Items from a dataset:

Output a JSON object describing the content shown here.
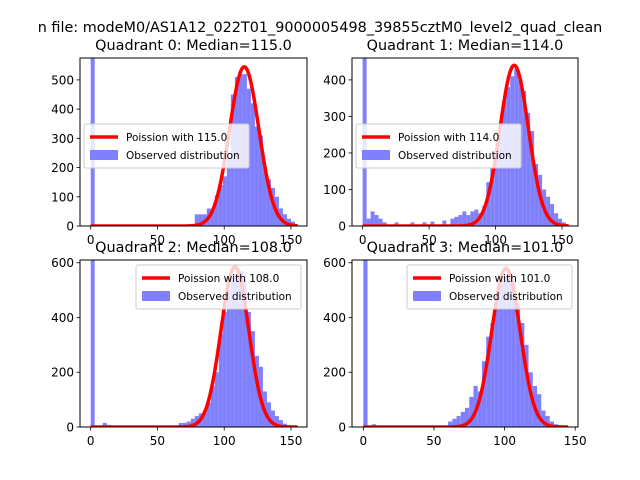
{
  "figure_title": "n file: modeM0/AS1A12_022T01_9000005498_39855cztM0_level2_quad_clean",
  "chart_data": [
    {
      "type": "bar",
      "title": "Quadrant 0: Median=115.0",
      "xlim": [
        -8,
        162
      ],
      "ylim": [
        0,
        575
      ],
      "xticks": [
        0,
        50,
        100,
        150
      ],
      "yticks": [
        0,
        100,
        200,
        300,
        400,
        500
      ],
      "legend": {
        "placement": "center-left",
        "entries": [
          "Poission with 115.0",
          "Observed distribution"
        ]
      },
      "histogram": {
        "name": "Observed distribution",
        "color": "#8080ff",
        "bin_width": 3,
        "bins": [
          {
            "x": 0,
            "y": 575
          },
          {
            "x": 3,
            "y": 5
          },
          {
            "x": 6,
            "y": 4
          },
          {
            "x": 9,
            "y": 3
          },
          {
            "x": 78,
            "y": 40
          },
          {
            "x": 81,
            "y": 40
          },
          {
            "x": 84,
            "y": 40
          },
          {
            "x": 87,
            "y": 60
          },
          {
            "x": 90,
            "y": 55
          },
          {
            "x": 93,
            "y": 105
          },
          {
            "x": 96,
            "y": 140
          },
          {
            "x": 99,
            "y": 170
          },
          {
            "x": 102,
            "y": 230
          },
          {
            "x": 105,
            "y": 450
          },
          {
            "x": 108,
            "y": 510
          },
          {
            "x": 111,
            "y": 520
          },
          {
            "x": 114,
            "y": 520
          },
          {
            "x": 117,
            "y": 470
          },
          {
            "x": 120,
            "y": 420
          },
          {
            "x": 123,
            "y": 340
          },
          {
            "x": 126,
            "y": 310
          },
          {
            "x": 129,
            "y": 200
          },
          {
            "x": 132,
            "y": 160
          },
          {
            "x": 135,
            "y": 130
          },
          {
            "x": 138,
            "y": 100
          },
          {
            "x": 141,
            "y": 60
          },
          {
            "x": 144,
            "y": 40
          },
          {
            "x": 147,
            "y": 25
          },
          {
            "x": 150,
            "y": 15
          }
        ]
      },
      "curve": {
        "name": "Poission with 115.0",
        "color": "#ff0000",
        "mean": 115,
        "peak": 545,
        "sigma": 11.0,
        "x_range": [
          0,
          155
        ]
      }
    },
    {
      "type": "bar",
      "title": "Quadrant 1: Median=114.0",
      "xlim": [
        -8,
        162
      ],
      "ylim": [
        0,
        460
      ],
      "xticks": [
        0,
        50,
        100,
        150
      ],
      "yticks": [
        0,
        100,
        200,
        300,
        400
      ],
      "legend": {
        "placement": "center-left",
        "entries": [
          "Poission with 114.0",
          "Observed distribution"
        ]
      },
      "histogram": {
        "name": "Observed distribution",
        "color": "#8080ff",
        "bin_width": 3,
        "bins": [
          {
            "x": 0,
            "y": 460
          },
          {
            "x": 3,
            "y": 20
          },
          {
            "x": 6,
            "y": 40
          },
          {
            "x": 9,
            "y": 30
          },
          {
            "x": 12,
            "y": 20
          },
          {
            "x": 15,
            "y": 10
          },
          {
            "x": 24,
            "y": 10
          },
          {
            "x": 36,
            "y": 10
          },
          {
            "x": 45,
            "y": 10
          },
          {
            "x": 51,
            "y": 12
          },
          {
            "x": 60,
            "y": 15
          },
          {
            "x": 66,
            "y": 20
          },
          {
            "x": 69,
            "y": 25
          },
          {
            "x": 72,
            "y": 30
          },
          {
            "x": 75,
            "y": 40
          },
          {
            "x": 78,
            "y": 30
          },
          {
            "x": 81,
            "y": 40
          },
          {
            "x": 84,
            "y": 45
          },
          {
            "x": 87,
            "y": 35
          },
          {
            "x": 90,
            "y": 55
          },
          {
            "x": 93,
            "y": 120
          },
          {
            "x": 96,
            "y": 160
          },
          {
            "x": 99,
            "y": 200
          },
          {
            "x": 102,
            "y": 250
          },
          {
            "x": 105,
            "y": 340
          },
          {
            "x": 108,
            "y": 380
          },
          {
            "x": 111,
            "y": 410
          },
          {
            "x": 114,
            "y": 430
          },
          {
            "x": 117,
            "y": 400
          },
          {
            "x": 120,
            "y": 370
          },
          {
            "x": 123,
            "y": 310
          },
          {
            "x": 126,
            "y": 260
          },
          {
            "x": 129,
            "y": 170
          },
          {
            "x": 132,
            "y": 140
          },
          {
            "x": 135,
            "y": 100
          },
          {
            "x": 138,
            "y": 80
          },
          {
            "x": 141,
            "y": 60
          },
          {
            "x": 144,
            "y": 35
          },
          {
            "x": 147,
            "y": 20
          },
          {
            "x": 150,
            "y": 10
          }
        ]
      },
      "curve": {
        "name": "Poission with 114.0",
        "color": "#ff0000",
        "mean": 114,
        "peak": 440,
        "sigma": 10.7,
        "x_range": [
          0,
          155
        ]
      }
    },
    {
      "type": "bar",
      "title": "Quadrant 2: Median=108.0",
      "xlim": [
        -8,
        162
      ],
      "ylim": [
        0,
        610
      ],
      "xticks": [
        0,
        50,
        100,
        150
      ],
      "yticks": [
        0,
        200,
        400,
        600
      ],
      "legend": {
        "placement": "top-right",
        "entries": [
          "Poission with 108.0",
          "Observed distribution"
        ]
      },
      "histogram": {
        "name": "Observed distribution",
        "color": "#8080ff",
        "bin_width": 3,
        "bins": [
          {
            "x": 0,
            "y": 610
          },
          {
            "x": 9,
            "y": 15
          },
          {
            "x": 12,
            "y": 8
          },
          {
            "x": 15,
            "y": 4
          },
          {
            "x": 24,
            "y": 4
          },
          {
            "x": 33,
            "y": 4
          },
          {
            "x": 45,
            "y": 4
          },
          {
            "x": 60,
            "y": 6
          },
          {
            "x": 66,
            "y": 15
          },
          {
            "x": 69,
            "y": 15
          },
          {
            "x": 72,
            "y": 20
          },
          {
            "x": 75,
            "y": 30
          },
          {
            "x": 78,
            "y": 40
          },
          {
            "x": 81,
            "y": 50
          },
          {
            "x": 84,
            "y": 60
          },
          {
            "x": 87,
            "y": 90
          },
          {
            "x": 90,
            "y": 150
          },
          {
            "x": 93,
            "y": 200
          },
          {
            "x": 96,
            "y": 340
          },
          {
            "x": 99,
            "y": 420
          },
          {
            "x": 102,
            "y": 500
          },
          {
            "x": 105,
            "y": 560
          },
          {
            "x": 108,
            "y": 560
          },
          {
            "x": 111,
            "y": 570
          },
          {
            "x": 114,
            "y": 540
          },
          {
            "x": 117,
            "y": 420
          },
          {
            "x": 120,
            "y": 350
          },
          {
            "x": 123,
            "y": 260
          },
          {
            "x": 126,
            "y": 220
          },
          {
            "x": 129,
            "y": 130
          },
          {
            "x": 132,
            "y": 90
          },
          {
            "x": 135,
            "y": 60
          },
          {
            "x": 138,
            "y": 40
          },
          {
            "x": 141,
            "y": 25
          },
          {
            "x": 144,
            "y": 12
          },
          {
            "x": 147,
            "y": 6
          }
        ]
      },
      "curve": {
        "name": "Poission with 108.0",
        "color": "#ff0000",
        "mean": 108,
        "peak": 585,
        "sigma": 10.4,
        "x_range": [
          0,
          155
        ]
      }
    },
    {
      "type": "bar",
      "title": "Quadrant 3: Median=101.0",
      "xlim": [
        -8,
        152
      ],
      "ylim": [
        0,
        610
      ],
      "xticks": [
        0,
        50,
        100,
        150
      ],
      "yticks": [
        0,
        200,
        400,
        600
      ],
      "legend": {
        "placement": "top-right",
        "entries": [
          "Poission with 101.0",
          "Observed distribution"
        ]
      },
      "histogram": {
        "name": "Observed distribution",
        "color": "#8080ff",
        "bin_width": 3,
        "bins": [
          {
            "x": 0,
            "y": 610
          },
          {
            "x": 6,
            "y": 10
          },
          {
            "x": 9,
            "y": 5
          },
          {
            "x": 45,
            "y": 4
          },
          {
            "x": 60,
            "y": 20
          },
          {
            "x": 63,
            "y": 30
          },
          {
            "x": 66,
            "y": 40
          },
          {
            "x": 69,
            "y": 55
          },
          {
            "x": 72,
            "y": 70
          },
          {
            "x": 75,
            "y": 110
          },
          {
            "x": 78,
            "y": 150
          },
          {
            "x": 81,
            "y": 130
          },
          {
            "x": 84,
            "y": 240
          },
          {
            "x": 87,
            "y": 330
          },
          {
            "x": 90,
            "y": 380
          },
          {
            "x": 93,
            "y": 470
          },
          {
            "x": 96,
            "y": 540
          },
          {
            "x": 99,
            "y": 550
          },
          {
            "x": 102,
            "y": 560
          },
          {
            "x": 105,
            "y": 540
          },
          {
            "x": 108,
            "y": 450
          },
          {
            "x": 111,
            "y": 380
          },
          {
            "x": 114,
            "y": 300
          },
          {
            "x": 117,
            "y": 200
          },
          {
            "x": 120,
            "y": 150
          },
          {
            "x": 123,
            "y": 120
          },
          {
            "x": 126,
            "y": 60
          },
          {
            "x": 129,
            "y": 40
          },
          {
            "x": 132,
            "y": 20
          },
          {
            "x": 135,
            "y": 10
          },
          {
            "x": 138,
            "y": 6
          }
        ]
      },
      "curve": {
        "name": "Poission with 101.0",
        "color": "#ff0000",
        "mean": 101,
        "peak": 580,
        "sigma": 10.0,
        "x_range": [
          0,
          145
        ]
      }
    }
  ]
}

GOAL:
From the listing above, copy all lines holding the word "Quadrant".

SOLUTION TO THE PROBLEM:
      "title": "Quadrant 0: Median=115.0",
      "title": "Quadrant 1: Median=114.0",
      "title": "Quadrant 2: Median=108.0",
      "title": "Quadrant 3: Median=101.0",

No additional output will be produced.